_Task statement_:
Quote the records below in full, exactly as given, with the images taken out.

* start Data excerpts *

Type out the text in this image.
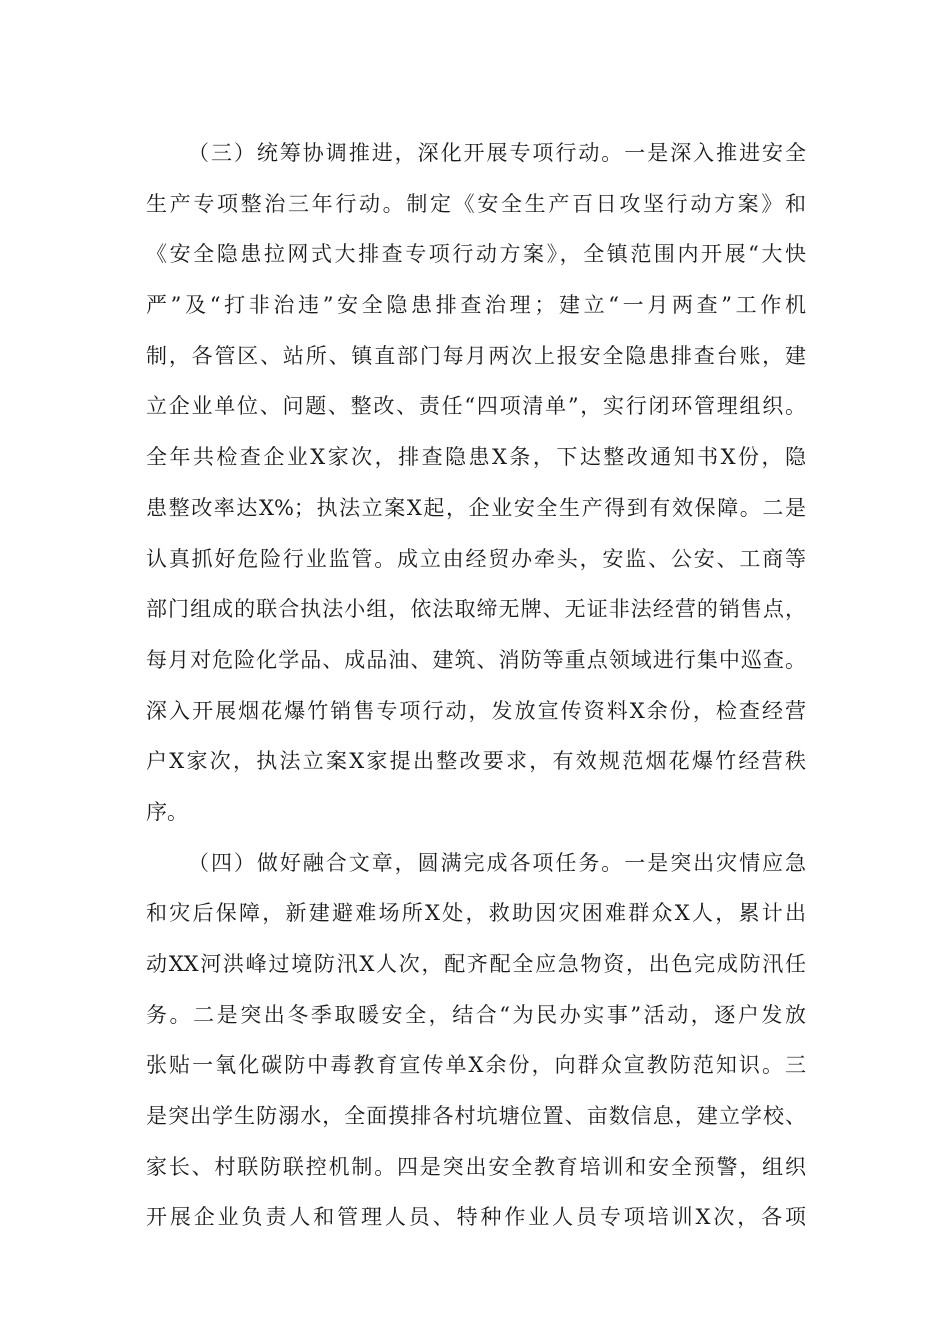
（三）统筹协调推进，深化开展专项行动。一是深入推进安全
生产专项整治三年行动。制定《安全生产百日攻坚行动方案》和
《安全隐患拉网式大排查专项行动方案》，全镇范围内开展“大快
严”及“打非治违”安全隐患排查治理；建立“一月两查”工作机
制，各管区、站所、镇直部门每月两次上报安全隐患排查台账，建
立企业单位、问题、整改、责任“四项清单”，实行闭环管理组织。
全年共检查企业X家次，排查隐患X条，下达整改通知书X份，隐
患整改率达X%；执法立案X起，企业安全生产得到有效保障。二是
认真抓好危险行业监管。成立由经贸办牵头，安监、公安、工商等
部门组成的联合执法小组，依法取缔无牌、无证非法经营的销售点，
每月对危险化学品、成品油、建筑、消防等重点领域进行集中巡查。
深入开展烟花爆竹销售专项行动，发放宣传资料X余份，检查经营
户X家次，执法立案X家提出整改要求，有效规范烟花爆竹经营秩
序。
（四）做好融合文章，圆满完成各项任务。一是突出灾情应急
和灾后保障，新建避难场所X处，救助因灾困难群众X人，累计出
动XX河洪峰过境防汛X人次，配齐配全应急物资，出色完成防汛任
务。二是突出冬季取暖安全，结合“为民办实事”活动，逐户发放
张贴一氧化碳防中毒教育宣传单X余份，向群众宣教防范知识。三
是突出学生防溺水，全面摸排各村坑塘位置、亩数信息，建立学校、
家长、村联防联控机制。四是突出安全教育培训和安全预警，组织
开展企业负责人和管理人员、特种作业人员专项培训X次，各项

* end Data excerpts *

_Answer for this exercise_:
Type out the text in this image.
（三）统筹协调推进，深化开展专项行动。一是深入推进安全
生产专项整治三年行动。制定《安全生产百日攻坚行动方案》和
《安全隐患拉网式大排查专项行动方案》，全镇范围内开展“大快
严”及“打非治违”安全隐患排查治理；建立“一月两查”工作机
制，各管区、站所、镇直部门每月两次上报安全隐患排查台账，建
立企业单位、问题、整改、责任“四项清单”，实行闭环管理组织。
全年共检查企业X家次，排查隐患X条，下达整改通知书X份，隐
患整改率达X%；执法立案X起，企业安全生产得到有效保障。二是
认真抓好危险行业监管。成立由经贸办牵头，安监、公安、工商等
部门组成的联合执法小组，依法取缔无牌、无证非法经营的销售点，
每月对危险化学品、成品油、建筑、消防等重点领域进行集中巡查。
深入开展烟花爆竹销售专项行动，发放宣传资料X余份，检查经营
户X家次，执法立案X家提出整改要求，有效规范烟花爆竹经营秩
序。
（四）做好融合文章，圆满完成各项任务。一是突出灾情应急
和灾后保障，新建避难场所X处，救助因灾困难群众X人，累计出
动XX河洪峰过境防汛X人次，配齐配全应急物资，出色完成防汛任
务。二是突出冬季取暖安全，结合“为民办实事”活动，逐户发放
张贴一氧化碳防中毒教育宣传单X余份，向群众宣教防范知识。三
是突出学生防溺水，全面摸排各村坑塘位置、亩数信息，建立学校、
家长、村联防联控机制。四是突出安全教育培训和安全预警，组织
开展企业负责人和管理人员、特种作业人员专项培训X次，各项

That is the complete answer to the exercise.